THE TASK
Repeat, exactly and in full, the lines of the listing below, but without any pictures.

MATERIAL FOR THIS TASK
+ + +

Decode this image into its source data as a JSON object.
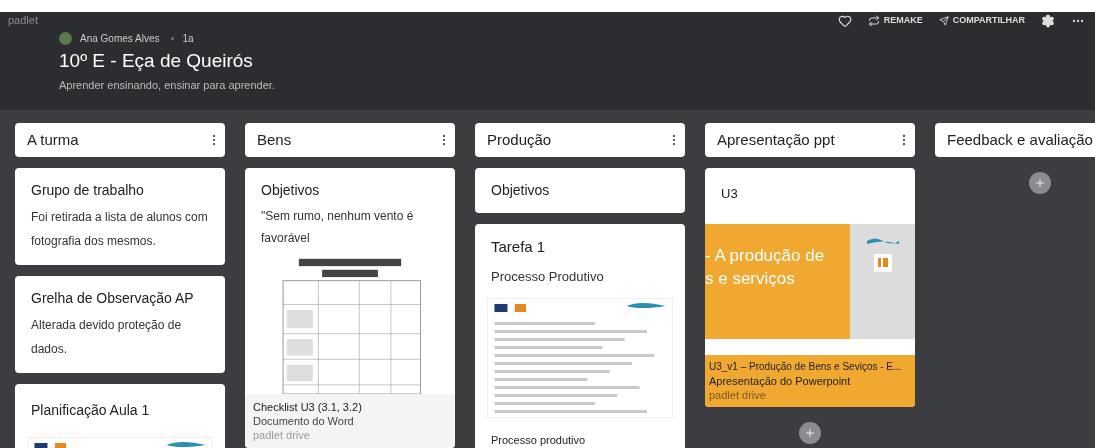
{
  "brand": "padlet",
  "author": {
    "name": "Ana Gomes Alves",
    "age": "1a"
  },
  "title": "10º E - Eça de Queirós",
  "subtitle": "Aprender ensinando, ensinar para aprender.",
  "actions": [
    {
      "kind": "like"
    },
    {
      "kind": "remake",
      "label": "REMAKE"
    },
    {
      "kind": "share",
      "label": "COMPARTILHAR"
    },
    {
      "kind": "settings"
    },
    {
      "kind": "more"
    }
  ],
  "columns": [
    {
      "title": "A turma",
      "menu": true,
      "cards": [
        {
          "kind": "text",
          "title": "Grupo de trabalho",
          "body": "Foi retirada a lista de alunos com fotografia dos mesmos."
        },
        {
          "kind": "text",
          "title": "Grelha de Observação AP",
          "body": "Alterada devido proteção de dados."
        },
        {
          "kind": "doc",
          "title": "Planificação Aula 1"
        }
      ]
    },
    {
      "title": "Bens",
      "menu": true,
      "cards": [
        {
          "kind": "attachment",
          "title": "Objetivos",
          "body": "\"Sem rumo, nenhum vento é favorável",
          "file": "Checklist U3 (3.1, 3.2)",
          "type": "Documento do Word",
          "source": "padlet drive"
        }
      ]
    },
    {
      "title": "Produção",
      "menu": true,
      "cards": [
        {
          "kind": "text",
          "title": "Objetivos"
        },
        {
          "kind": "task",
          "title": "Tarefa 1",
          "subtitle": "Processo Produtivo",
          "footer": "Processo produtivo"
        }
      ]
    },
    {
      "title": "Apresentação ppt",
      "menu": true,
      "add": true,
      "cards": [
        {
          "kind": "slide",
          "title": "U3",
          "slide_lines": [
            "- A produção de",
            "s e serviços"
          ],
          "file": "U3_v1 – Produção de Bens e Seviços - E...",
          "type": "Apresentação do Powerpoint",
          "source": "padlet drive"
        }
      ]
    },
    {
      "title": "Feedback e avaliação",
      "menu": false,
      "add": true
    }
  ]
}
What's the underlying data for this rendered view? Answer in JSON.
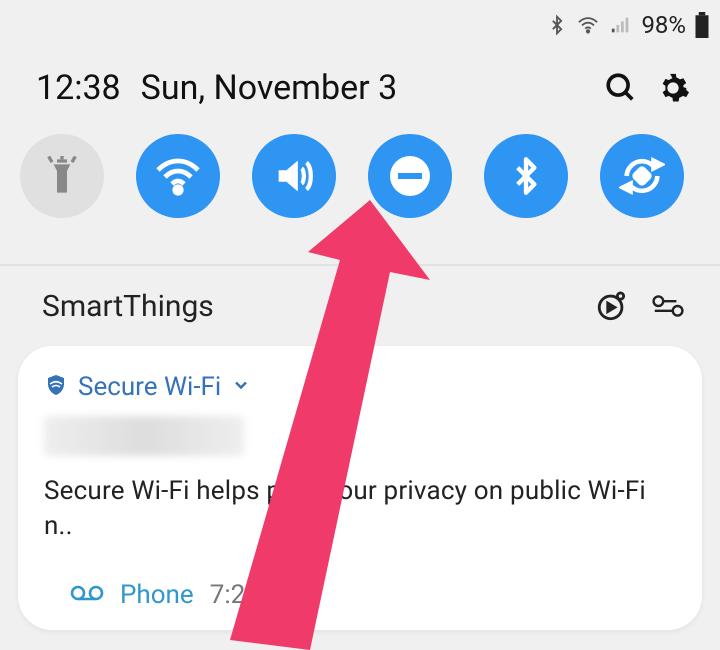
{
  "status_bar": {
    "battery_percent": "98%"
  },
  "panel": {
    "time": "12:38",
    "date": "Sun, November 3"
  },
  "quick_settings": {
    "items": [
      {
        "name": "flashlight",
        "active": false
      },
      {
        "name": "wifi",
        "active": true
      },
      {
        "name": "sound",
        "active": true
      },
      {
        "name": "do-not-disturb",
        "active": true
      },
      {
        "name": "bluetooth",
        "active": true
      },
      {
        "name": "auto-rotate",
        "active": true
      }
    ]
  },
  "smartthings": {
    "title": "SmartThings"
  },
  "notification1": {
    "app_name": "Secure Wi-Fi",
    "body": "Secure Wi-Fi helps pr       ct your privacy on public Wi-Fi n.."
  },
  "notification2": {
    "app_name": "Phone",
    "time": "7:21 AM"
  },
  "colors": {
    "accent": "#2e95f2",
    "arrow": "#ef3a6a"
  }
}
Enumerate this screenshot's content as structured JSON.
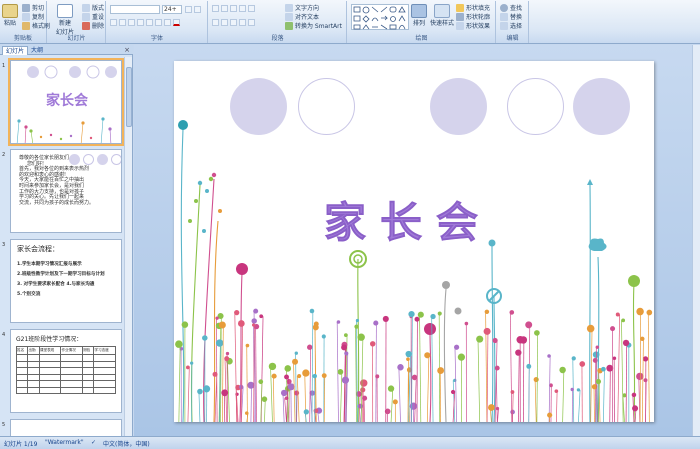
{
  "ribbon": {
    "clipboard": {
      "paste": "粘贴",
      "cut": "剪切",
      "copy": "复制",
      "format_painter": "格式刷",
      "group": "剪贴板"
    },
    "slides": {
      "new_slide": "新建\n幻灯片",
      "layout": "版式",
      "reset": "重设",
      "delete": "删除",
      "group": "幻灯片"
    },
    "font": {
      "size": "24+",
      "group": "字体"
    },
    "paragraph": {
      "text_direction": "文字方向",
      "align_text": "对齐文本",
      "smartart": "转换为 SmartArt",
      "group": "段落"
    },
    "drawing": {
      "arrange": "排列",
      "quick_styles": "快速样式",
      "shape_fill": "形状填充",
      "shape_outline": "形状轮廓",
      "shape_effects": "形状效果",
      "group": "绘图"
    },
    "editing": {
      "find": "查找",
      "replace": "替换",
      "select": "选择",
      "group": "编辑"
    }
  },
  "leftpane": {
    "tab_slides": "幻灯片",
    "tab_outline": "大纲",
    "close": "×",
    "thumbs": [
      {
        "num": "1",
        "title": "家长会"
      },
      {
        "num": "2",
        "lines": [
          "尊敬的各位家长朋友们",
          "您们好!",
          "首先，我对各位的到来表示热烈",
          "的欢迎和衷心的感谢!",
          "今天，大家能在百忙之中抽出",
          "时间来参加家长会，是对我们",
          "工作的大力支持，也是对孩子",
          "学习的关心。先让我们一起来",
          "交流，共同为孩子的成长而努力。"
        ]
      },
      {
        "num": "3",
        "title": "家长会流程：",
        "items": [
          "1.学生本期学习情况汇报与展示",
          "2.班级性教学计划及下一期学习目标与计划",
          "3. 对学生要求家长配合   4.与家长沟通",
          "5.个别交流"
        ]
      },
      {
        "num": "4",
        "title": "G21班阶段性学习情况：",
        "headers": [
          "姓名",
          "出勤",
          "课堂表现",
          "作业情况",
          "测验",
          "学习态度"
        ],
        "rows": [
          [
            "",
            "",
            "",
            "",
            "",
            ""
          ],
          [
            "",
            "",
            "",
            "",
            "",
            ""
          ],
          [
            "",
            "",
            "",
            "",
            "",
            ""
          ],
          [
            "",
            "",
            "",
            "",
            "",
            ""
          ],
          [
            "",
            "",
            "",
            "",
            "",
            ""
          ],
          [
            "",
            "",
            "",
            "",
            "",
            ""
          ]
        ]
      },
      {
        "num": "5"
      }
    ]
  },
  "slide": {
    "title": "家长会"
  },
  "statusbar": {
    "slide_info": "幻灯片 1/19",
    "theme": "\"Watermark\"",
    "language": "中文(简体，中国)"
  },
  "colors": {
    "title_purple": "#a07ad8",
    "circle_fill": "#d5d3ec",
    "circle_border": "#c9c6e6",
    "selection": "#f2b35a"
  }
}
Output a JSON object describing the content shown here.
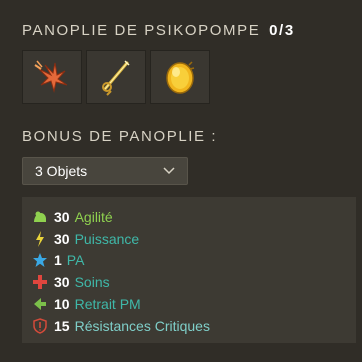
{
  "set": {
    "title": "PANOPLIE DE PSIKOPOMPE",
    "count": "0/3",
    "items": [
      {
        "icon": "orange-claw-item-icon",
        "color": "#e4693a"
      },
      {
        "icon": "golden-wand-item-icon",
        "color": "#d9b43d"
      },
      {
        "icon": "golden-orb-item-icon",
        "color": "#f1b51d"
      }
    ]
  },
  "bonus": {
    "title": "BONUS DE PANOPLIE :",
    "selected": "3 Objets",
    "lines": [
      {
        "icon": "agility-icon",
        "value": "30",
        "stat": "Agilité",
        "color": "#8fd14f"
      },
      {
        "icon": "power-icon",
        "value": "30",
        "stat": "Puissance",
        "color": "#3fb8a9"
      },
      {
        "icon": "pa-star-icon",
        "value": "1",
        "stat": "PA",
        "color": "#3fb8a9"
      },
      {
        "icon": "heal-cross-icon",
        "value": "30",
        "stat": "Soins",
        "color": "#3fb8a9"
      },
      {
        "icon": "pm-retreat-icon",
        "value": "10",
        "stat": "Retrait PM",
        "color": "#3fb8a9"
      },
      {
        "icon": "critical-resistance-shield-icon",
        "value": "15",
        "stat": "Résistances Critiques",
        "color": "#7fcfc9"
      }
    ]
  }
}
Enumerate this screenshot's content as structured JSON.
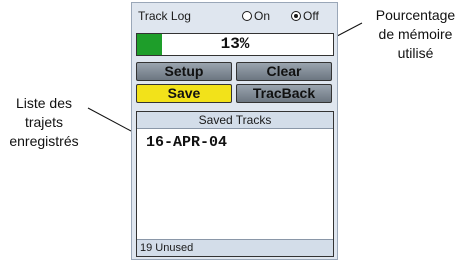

+ + +

ANSWER FOR THE TASK
Decode this image into its source data as a JSON object.
{
  "brand": "padlet",
  "author": {
    "name": "Ana Gomes Alves",
    "age": "1a"
  },
  "title": "10º E - Eça de Queirós",
  "subtitle": "Aprender ensinando, ensinar para aprender.",
  "actions": [
    {
      "kind": "like"
    },
    {
      "kind": "remake",
      "label": "REMAKE"
    },
    {
      "kind": "share",
      "label": "COMPARTILHAR"
    },
    {
      "kind": "settings"
    },
    {
      "kind": "more"
    }
  ],
  "columns": [
    {
      "title": "A turma",
      "menu": true,
      "cards": [
        {
          "kind": "text",
          "title": "Grupo de trabalho",
          "body": "Foi retirada a lista de alunos com fotografia dos mesmos."
        },
        {
          "kind": "text",
          "title": "Grelha de Observação AP",
          "body": "Alterada devido proteção de dados."
        },
        {
          "kind": "doc",
          "title": "Planificação Aula 1"
        }
      ]
    },
    {
      "title": "Bens",
      "menu": true,
      "cards": [
        {
          "kind": "attachment",
          "title": "Objetivos",
          "body": "\"Sem rumo, nenhum vento é favorável",
          "file": "Checklist U3 (3.1, 3.2)",
          "type": "Documento do Word",
          "source": "padlet drive"
        }
      ]
    },
    {
      "title": "Produção",
      "menu": true,
      "cards": [
        {
          "kind": "text",
          "title": "Objetivos"
        },
        {
          "kind": "task",
          "title": "Tarefa 1",
          "subtitle": "Processo Produtivo",
          "footer": "Processo produtivo"
        }
      ]
    },
    {
      "title": "Apresentação ppt",
      "menu": true,
      "add": true,
      "cards": [
        {
          "kind": "slide",
          "title": "U3",
          "slide_lines": [
            "- A produção de",
            "s e serviços"
          ],
          "file": "U3_v1 – Produção de Bens e Seviços - E...",
          "type": "Apresentação do Powerpoint",
          "source": "padlet drive"
        }
      ]
    },
    {
      "title": "Feedback e avaliação",
      "menu": false,
      "add": true
    }
  ]
}
What's the underlying data for this rendered view? Answer in JSON.
{
  "status_bar": {
    "battery_percent": "98%"
  },
  "panel": {
    "time": "12:38",
    "date": "Sun, November 3"
  },
  "quick_settings": {
    "items": [
      {
        "name": "flashlight",
        "active": false
      },
      {
        "name": "wifi",
        "active": true
      },
      {
        "name": "sound",
        "active": true
      },
      {
        "name": "do-not-disturb",
        "active": true
      },
      {
        "name": "bluetooth",
        "active": true
      },
      {
        "name": "auto-rotate",
        "active": true
      }
    ]
  },
  "smartthings": {
    "title": "SmartThings"
  },
  "notification1": {
    "app_name": "Secure Wi-Fi",
    "body": "Secure Wi-Fi helps pr       ct your privacy on public Wi-Fi n.."
  },
  "notification2": {
    "app_name": "Phone",
    "time": "7:21 AM"
  },
  "colors": {
    "accent": "#2e95f2",
    "arrow": "#ef3a6a"
  }
}
Enumerate this screenshot's content as structured JSON.
{
  "ribbon": {
    "clipboard": {
      "paste": "粘贴",
      "cut": "剪切",
      "copy": "复制",
      "format_painter": "格式刷",
      "group": "剪贴板"
    },
    "slides": {
      "new_slide": "新建\n幻灯片",
      "layout": "版式",
      "reset": "重设",
      "delete": "删除",
      "group": "幻灯片"
    },
    "font": {
      "size": "24+",
      "group": "字体"
    },
    "paragraph": {
      "text_direction": "文字方向",
      "align_text": "对齐文本",
      "smartart": "转换为 SmartArt",
      "group": "段落"
    },
    "drawing": {
      "arrange": "排列",
      "quick_styles": "快速样式",
      "shape_fill": "形状填充",
      "shape_outline": "形状轮廓",
      "shape_effects": "形状效果",
      "group": "绘图"
    },
    "editing": {
      "find": "查找",
      "replace": "替换",
      "select": "选择",
      "group": "编辑"
    }
  },
  "leftpane": {
    "tab_slides": "幻灯片",
    "tab_outline": "大纲",
    "close": "×",
    "thumbs": [
      {
        "num": "1",
        "title": "家长会"
      },
      {
        "num": "2",
        "lines": [
          "尊敬的各位家长朋友们",
          "您们好!",
          "首先，我对各位的到来表示热烈",
          "的欢迎和衷心的感谢!",
          "今天，大家能在百忙之中抽出",
          "时间来参加家长会，是对我们",
          "工作的大力支持，也是对孩子",
          "学习的关心。先让我们一起来",
          "交流，共同为孩子的成长而努力。"
        ]
      },
      {
        "num": "3",
        "title": "家长会流程：",
        "items": [
          "1.学生本期学习情况汇报与展示",
          "2.班级性教学计划及下一期学习目标与计划",
          "3. 对学生要求家长配合   4.与家长沟通",
          "5.个别交流"
        ]
      },
      {
        "num": "4",
        "title": "G21班阶段性学习情况：",
        "headers": [
          "姓名",
          "出勤",
          "课堂表现",
          "作业情况",
          "测验",
          "学习态度"
        ],
        "rows": [
          [
            "",
            "",
            "",
            "",
            "",
            ""
          ],
          [
            "",
            "",
            "",
            "",
            "",
            ""
          ],
          [
            "",
            "",
            "",
            "",
            "",
            ""
          ],
          [
            "",
            "",
            "",
            "",
            "",
            ""
          ],
          [
            "",
            "",
            "",
            "",
            "",
            ""
          ],
          [
            "",
            "",
            "",
            "",
            "",
            ""
          ]
        ]
      },
      {
        "num": "5"
      }
    ]
  },
  "slide": {
    "title": "家长会"
  },
  "statusbar": {
    "slide_info": "幻灯片 1/19",
    "theme": "\"Watermark\"",
    "language": "中文(简体，中国)"
  },
  "colors": {
    "title_purple": "#a07ad8",
    "circle_fill": "#d5d3ec",
    "circle_border": "#c9c6e6",
    "selection": "#f2b35a"
  }
}
Output a JSON object describing the content shown here.
{
  "set": {
    "title": "PANOPLIE DE PSIKOPOMPE",
    "count": "0/3",
    "items": [
      {
        "icon": "orange-claw-item-icon",
        "color": "#e4693a"
      },
      {
        "icon": "golden-wand-item-icon",
        "color": "#d9b43d"
      },
      {
        "icon": "golden-orb-item-icon",
        "color": "#f1b51d"
      }
    ]
  },
  "bonus": {
    "title": "BONUS DE PANOPLIE :",
    "selected": "3 Objets",
    "lines": [
      {
        "icon": "agility-icon",
        "value": "30",
        "stat": "Agilité",
        "color": "#8fd14f"
      },
      {
        "icon": "power-icon",
        "value": "30",
        "stat": "Puissance",
        "color": "#3fb8a9"
      },
      {
        "icon": "pa-star-icon",
        "value": "1",
        "stat": "PA",
        "color": "#3fb8a9"
      },
      {
        "icon": "heal-cross-icon",
        "value": "30",
        "stat": "Soins",
        "color": "#3fb8a9"
      },
      {
        "icon": "pm-retreat-icon",
        "value": "10",
        "stat": "Retrait PM",
        "color": "#3fb8a9"
      },
      {
        "icon": "critical-resistance-shield-icon",
        "value": "15",
        "stat": "Résistances Critiques",
        "color": "#7fcfc9"
      }
    ]
  }
}
Enumerate this screenshot's content as structured JSON.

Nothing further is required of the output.